Pull each line holding the word "image" from the data.
>> BEGIN Given data
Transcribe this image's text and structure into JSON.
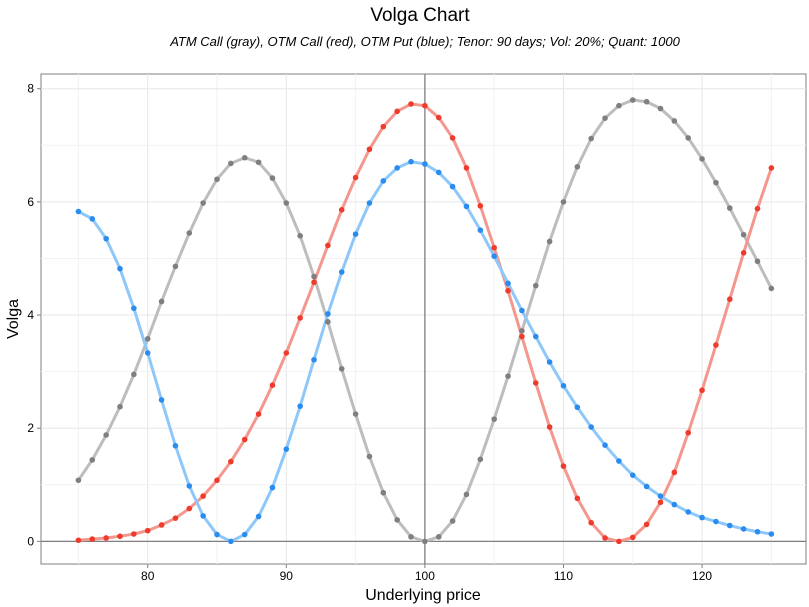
{
  "chart_data": {
    "type": "line",
    "title": "Volga Chart",
    "subtitle": "ATM Call (gray), OTM Call (red), OTM Put (blue); Tenor: 90 days; Vol: 20%; Quant: 1000",
    "xlabel": "Underlying price",
    "ylabel": "Volga",
    "xlim": [
      72.3,
      127.5
    ],
    "ylim": [
      -0.4,
      8.26
    ],
    "x_ticks": [
      80,
      90,
      100,
      110,
      120
    ],
    "y_ticks": [
      0,
      2,
      4,
      6,
      8
    ],
    "grid": true,
    "vline_x": 100,
    "hline_y": 0,
    "series": [
      {
        "name": "ATM Call",
        "color": "#a9a9a9",
        "line_color": "#bdbdbd",
        "point_color": "#7f7f7f",
        "x": [
          75,
          76,
          77,
          78,
          79,
          80,
          81,
          82,
          83,
          84,
          85,
          86,
          87,
          88,
          89,
          90,
          91,
          92,
          93,
          94,
          95,
          96,
          97,
          98,
          99,
          100,
          101,
          102,
          103,
          104,
          105,
          106,
          107,
          108,
          109,
          110,
          111,
          112,
          113,
          114,
          115,
          116,
          117,
          118,
          119,
          120,
          121,
          122,
          123,
          124,
          125
        ],
        "y": [
          1.08,
          1.44,
          1.88,
          2.38,
          2.95,
          3.58,
          4.24,
          4.86,
          5.45,
          5.98,
          6.4,
          6.68,
          6.78,
          6.7,
          6.42,
          5.98,
          5.4,
          4.68,
          3.88,
          3.05,
          2.25,
          1.5,
          0.86,
          0.38,
          0.08,
          0.0,
          0.08,
          0.36,
          0.83,
          1.45,
          2.16,
          2.92,
          3.72,
          4.52,
          5.3,
          6.0,
          6.62,
          7.12,
          7.48,
          7.7,
          7.8,
          7.77,
          7.65,
          7.43,
          7.13,
          6.76,
          6.34,
          5.89,
          5.42,
          4.95,
          4.47
        ]
      },
      {
        "name": "OTM Call",
        "color": "#ef3b2c",
        "line_color": "#f4978e",
        "point_color": "#ef3b2c",
        "x": [
          75,
          76,
          77,
          78,
          79,
          80,
          81,
          82,
          83,
          84,
          85,
          86,
          87,
          88,
          89,
          90,
          91,
          92,
          93,
          94,
          95,
          96,
          97,
          98,
          99,
          100,
          101,
          102,
          103,
          104,
          105,
          106,
          107,
          108,
          109,
          110,
          111,
          112,
          113,
          114,
          115,
          116,
          117,
          118,
          119,
          120,
          121,
          122,
          123,
          124,
          125
        ],
        "y": [
          0.02,
          0.04,
          0.06,
          0.09,
          0.13,
          0.19,
          0.29,
          0.41,
          0.58,
          0.8,
          1.08,
          1.41,
          1.8,
          2.25,
          2.76,
          3.33,
          3.95,
          4.58,
          5.23,
          5.86,
          6.43,
          6.93,
          7.33,
          7.6,
          7.73,
          7.7,
          7.49,
          7.13,
          6.6,
          5.93,
          5.19,
          4.43,
          3.62,
          2.8,
          2.02,
          1.33,
          0.76,
          0.33,
          0.06,
          0.0,
          0.07,
          0.3,
          0.69,
          1.22,
          1.92,
          2.67,
          3.47,
          4.28,
          5.1,
          5.88,
          6.6
        ]
      },
      {
        "name": "OTM Put",
        "color": "#2b8cf0",
        "line_color": "#8ec8fa",
        "point_color": "#2b8cf0",
        "x": [
          75,
          76,
          77,
          78,
          79,
          80,
          81,
          82,
          83,
          84,
          85,
          86,
          87,
          88,
          89,
          90,
          91,
          92,
          93,
          94,
          95,
          96,
          97,
          98,
          99,
          100,
          101,
          102,
          103,
          104,
          105,
          106,
          107,
          108,
          109,
          110,
          111,
          112,
          113,
          114,
          115,
          116,
          117,
          118,
          119,
          120,
          121,
          122,
          123,
          124,
          125
        ],
        "y": [
          5.83,
          5.7,
          5.35,
          4.82,
          4.12,
          3.33,
          2.5,
          1.69,
          0.98,
          0.45,
          0.12,
          0.0,
          0.12,
          0.44,
          0.95,
          1.63,
          2.39,
          3.21,
          4.02,
          4.76,
          5.43,
          5.98,
          6.37,
          6.6,
          6.71,
          6.67,
          6.52,
          6.27,
          5.92,
          5.5,
          5.04,
          4.56,
          4.08,
          3.62,
          3.17,
          2.75,
          2.37,
          2.02,
          1.7,
          1.42,
          1.17,
          0.97,
          0.8,
          0.65,
          0.52,
          0.42,
          0.35,
          0.28,
          0.22,
          0.17,
          0.13
        ]
      }
    ]
  }
}
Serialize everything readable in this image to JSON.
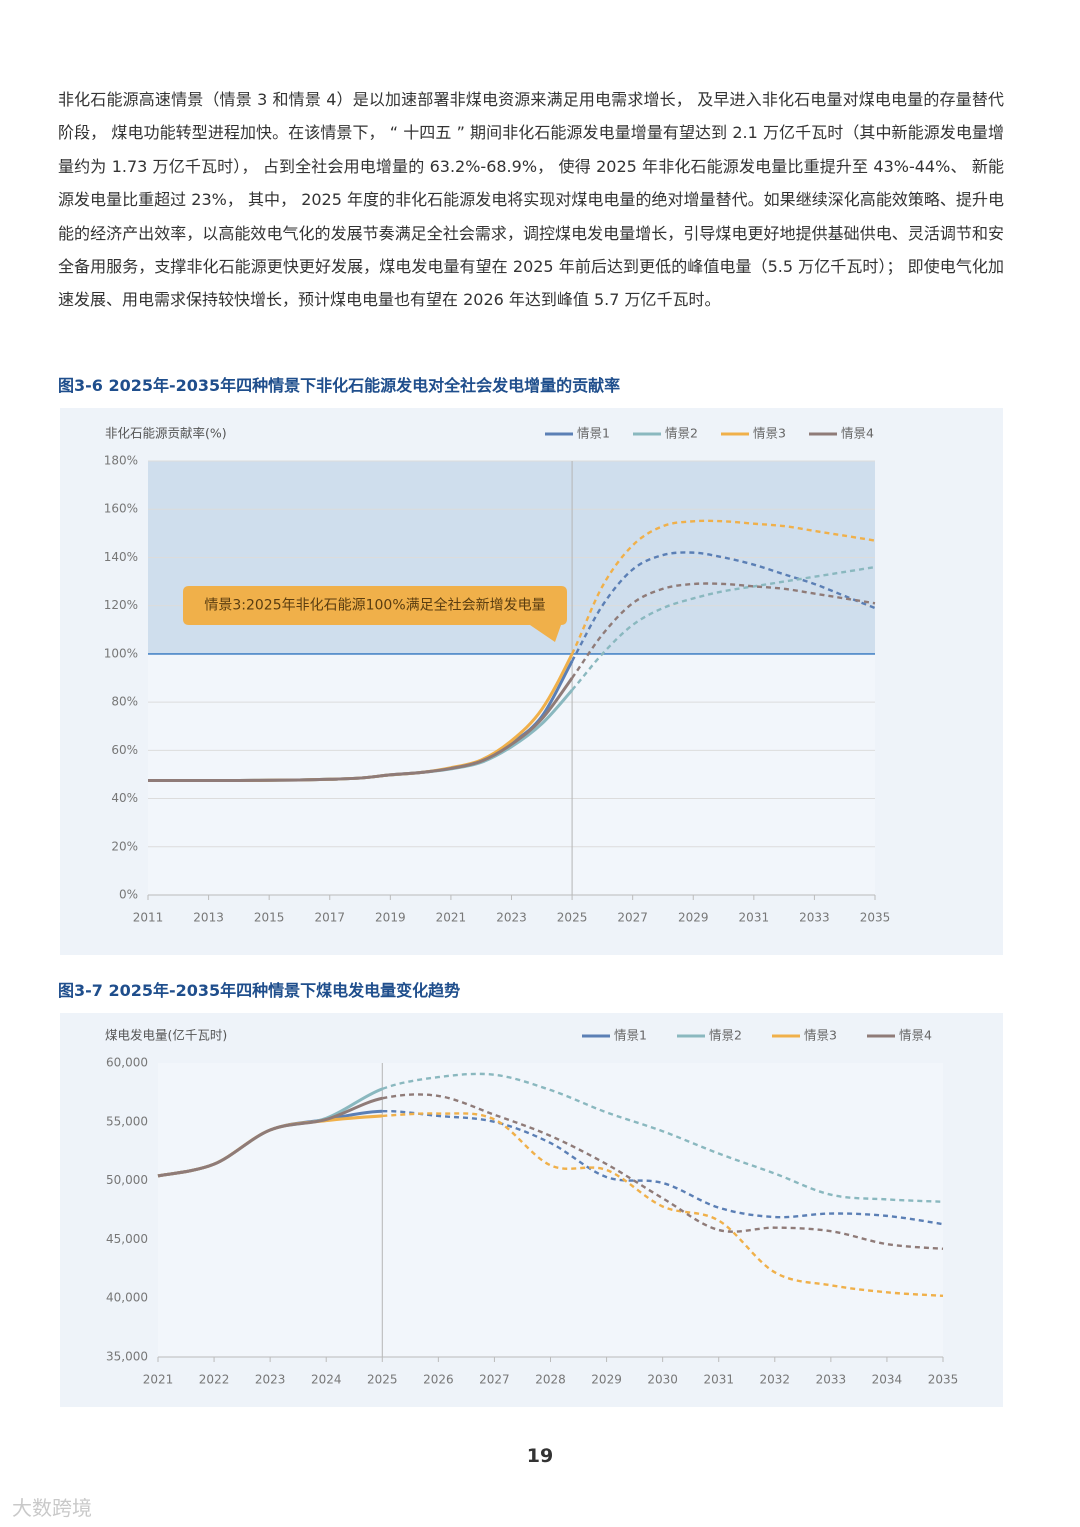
{
  "paragraph": "非化石能源高速情景（情景 3 和情景 4）是以加速部署非煤电资源来满足用电需求增长， 及早进入非化石电量对煤电电量的存量替代阶段， 煤电功能转型进程加快。在该情景下， “ 十四五 ” 期间非化石能源发电量增量有望达到 2.1 万亿千瓦时（其中新能源发电量增量约为 1.73 万亿千瓦时）， 占到全社会用电增量的 63.2%-68.9%， 使得 2025 年非化石能源发电量比重提升至 43%-44%、 新能源发电量比重超过 23%， 其中， 2025 年度的非化石能源发电将实现对煤电电量的绝对增量替代。如果继续深化高能效策略、提升电能的经济产出效率，以高能效电气化的发展节奏满足全社会需求，调控煤电发电量增长，引导煤电更好地提供基础供电、灵活调节和安全备用服务，支撑非化石能源更快更好发展，煤电发电量有望在 2025 年前后达到更低的峰值电量（5.5 万亿千瓦时）； 即使电气化加速发展、用电需求保持较快增长，预计煤电电量也有望在 2026 年达到峰值 5.7 万亿千瓦时。",
  "chart_data": [
    {
      "type": "line",
      "title": "图3-6 2025年-2035年四种情景下非化石能源发电对全社会发电增量的贡献率",
      "y_label": "非化石能源贡献率(%)",
      "x": [
        2011,
        2012,
        2013,
        2014,
        2015,
        2016,
        2017,
        2018,
        2019,
        2020,
        2021,
        2022,
        2023,
        2024,
        2025,
        2026,
        2027,
        2028,
        2029,
        2030,
        2031,
        2032,
        2033,
        2034,
        2035
      ],
      "xlim": [
        2011,
        2035
      ],
      "xticks": [
        2011,
        2013,
        2015,
        2017,
        2019,
        2021,
        2023,
        2025,
        2027,
        2029,
        2031,
        2033,
        2035
      ],
      "ylim": [
        0,
        180
      ],
      "yticks": [
        {
          "value": 0,
          "label": "0%"
        },
        {
          "value": 20,
          "label": "20%"
        },
        {
          "value": 40,
          "label": "40%"
        },
        {
          "value": 60,
          "label": "60%"
        },
        {
          "value": 80,
          "label": "80%"
        },
        {
          "value": 100,
          "label": "100%"
        },
        {
          "value": 120,
          "label": "120%"
        },
        {
          "value": 140,
          "label": "140%"
        },
        {
          "value": 160,
          "label": "160%"
        },
        {
          "value": 180,
          "label": "180%"
        }
      ],
      "grid": true,
      "divider_x": 2025,
      "ref_line": 100,
      "shade_above_ref_line": true,
      "annotation": "情景3:2025年非化石能源100%满足全社会新增发电量",
      "series": [
        {
          "name": "情景1",
          "color": "#5b7fb5",
          "values": [
            47.5,
            47.5,
            47.5,
            47.5,
            47.6,
            47.7,
            48,
            48.5,
            49.8,
            50.8,
            52.5,
            55.5,
            63,
            74,
            97,
            120,
            135,
            141,
            142,
            140,
            137,
            133,
            129,
            124,
            119
          ]
        },
        {
          "name": "情景2",
          "color": "#8ab8bf",
          "values": [
            47.5,
            47.5,
            47.5,
            47.5,
            47.6,
            47.7,
            48,
            48.5,
            49.8,
            50.8,
            52.3,
            55,
            61.5,
            71,
            85,
            100,
            112,
            119,
            123,
            126,
            128,
            130,
            132,
            134,
            136
          ]
        },
        {
          "name": "情景3",
          "color": "#f0b04a",
          "values": [
            47.5,
            47.5,
            47.5,
            47.5,
            47.6,
            47.7,
            48,
            48.5,
            49.8,
            50.8,
            52.8,
            56,
            64,
            77,
            100,
            128,
            145,
            153,
            155,
            155,
            154,
            153,
            151,
            149,
            147
          ]
        },
        {
          "name": "情景4",
          "color": "#8f7b78",
          "values": [
            47.5,
            47.5,
            47.5,
            47.5,
            47.6,
            47.7,
            48,
            48.5,
            49.8,
            50.8,
            52.5,
            55.5,
            62.5,
            73,
            90,
            108,
            121,
            127,
            129,
            129,
            128,
            127,
            125,
            123,
            121
          ]
        }
      ]
    },
    {
      "type": "line",
      "title": "图3-7 2025年-2035年四种情景下煤电发电量变化趋势",
      "y_label": "煤电发电量(亿千瓦时)",
      "x": [
        2021,
        2022,
        2023,
        2024,
        2025,
        2026,
        2027,
        2028,
        2029,
        2030,
        2031,
        2032,
        2033,
        2034,
        2035
      ],
      "xlim": [
        2021,
        2035
      ],
      "xticks": [
        2021,
        2022,
        2023,
        2024,
        2025,
        2026,
        2027,
        2028,
        2029,
        2030,
        2031,
        2032,
        2033,
        2034,
        2035
      ],
      "ylim": [
        35000,
        60000
      ],
      "yticks": [
        {
          "value": 35000,
          "label": "35,000"
        },
        {
          "value": 40000,
          "label": "40,000"
        },
        {
          "value": 45000,
          "label": "45,000"
        },
        {
          "value": 50000,
          "label": "50,000"
        },
        {
          "value": 55000,
          "label": "55,000"
        },
        {
          "value": 60000,
          "label": "60,000"
        }
      ],
      "grid": false,
      "divider_x": 2025,
      "series": [
        {
          "name": "情景1",
          "color": "#5b7fb5",
          "values": [
            50400,
            51400,
            54300,
            55200,
            55900,
            55500,
            55000,
            53200,
            50300,
            49800,
            47700,
            46900,
            47200,
            47000,
            46300
          ]
        },
        {
          "name": "情景2",
          "color": "#8ab8bf",
          "values": [
            50400,
            51400,
            54300,
            55300,
            57800,
            58800,
            59000,
            57700,
            55800,
            54200,
            52300,
            50600,
            48800,
            48400,
            48200
          ]
        },
        {
          "name": "情景3",
          "color": "#f0b04a",
          "values": [
            50400,
            51400,
            54300,
            55100,
            55500,
            55700,
            55200,
            51300,
            50900,
            47800,
            46600,
            42200,
            41100,
            40500,
            40200
          ]
        },
        {
          "name": "情景4",
          "color": "#8f7b78",
          "values": [
            50400,
            51400,
            54300,
            55200,
            57000,
            57200,
            55600,
            53800,
            51400,
            48500,
            45800,
            46000,
            45700,
            44600,
            44200
          ]
        }
      ]
    }
  ],
  "page_number": "19",
  "watermark": "大数跨境"
}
>> END Given data
Correct response
Transcribe this image's text and structure into JSON.
Serialize everything readable in this image to JSON.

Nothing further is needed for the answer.